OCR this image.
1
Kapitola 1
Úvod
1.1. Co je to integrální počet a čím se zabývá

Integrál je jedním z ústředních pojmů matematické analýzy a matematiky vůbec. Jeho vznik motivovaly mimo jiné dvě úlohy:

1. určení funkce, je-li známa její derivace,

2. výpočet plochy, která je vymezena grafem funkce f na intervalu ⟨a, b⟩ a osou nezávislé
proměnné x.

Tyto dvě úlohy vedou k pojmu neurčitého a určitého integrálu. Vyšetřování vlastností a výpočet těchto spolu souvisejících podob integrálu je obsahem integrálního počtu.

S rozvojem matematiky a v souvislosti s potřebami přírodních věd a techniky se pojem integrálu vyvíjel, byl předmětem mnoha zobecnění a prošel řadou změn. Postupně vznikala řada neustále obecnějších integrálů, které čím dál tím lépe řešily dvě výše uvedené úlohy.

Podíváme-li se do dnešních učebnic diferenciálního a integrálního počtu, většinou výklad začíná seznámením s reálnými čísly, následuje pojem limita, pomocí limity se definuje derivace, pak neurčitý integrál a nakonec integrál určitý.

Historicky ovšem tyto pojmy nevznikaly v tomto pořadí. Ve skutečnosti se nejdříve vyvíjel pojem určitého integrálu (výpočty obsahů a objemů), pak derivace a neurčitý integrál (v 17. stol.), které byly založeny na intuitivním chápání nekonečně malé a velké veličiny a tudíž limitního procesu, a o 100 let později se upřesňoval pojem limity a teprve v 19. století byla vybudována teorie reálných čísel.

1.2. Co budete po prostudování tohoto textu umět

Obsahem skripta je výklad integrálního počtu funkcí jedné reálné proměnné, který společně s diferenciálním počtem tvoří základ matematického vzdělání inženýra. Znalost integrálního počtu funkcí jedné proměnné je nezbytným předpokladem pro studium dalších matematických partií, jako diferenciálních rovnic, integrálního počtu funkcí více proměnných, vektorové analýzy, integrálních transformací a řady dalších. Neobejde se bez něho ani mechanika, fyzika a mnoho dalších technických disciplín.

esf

------------------------------------------------

▸ **Task**: Copy every line above that includes the string "limity".

▸ **Result for this exercise**:
Podíváme-li se do dnešních učebnic diferenciálního a integrálního počtu, většinou výklad začíná seznámením s reálnými čísly, následuje pojem limita, pomocí limity se definuje derivace, pak neurčitý integrál a nakonec integrál určitý.
Historicky ovšem tyto pojmy nevznikaly v tomto pořadí. Ve skutečnosti se nejdříve vyvíjel pojem určitého integrálu (výpočty obsahů a objemů), pak derivace a neurčitý integrál (v 17. stol.), které byly založeny na intuitivním chápání nekonečně malé a velké veličiny a tudíž limitního procesu, a o 100 let později se upřesňoval pojem limity a teprve v 19. století byla vybudována teorie reálných čísel.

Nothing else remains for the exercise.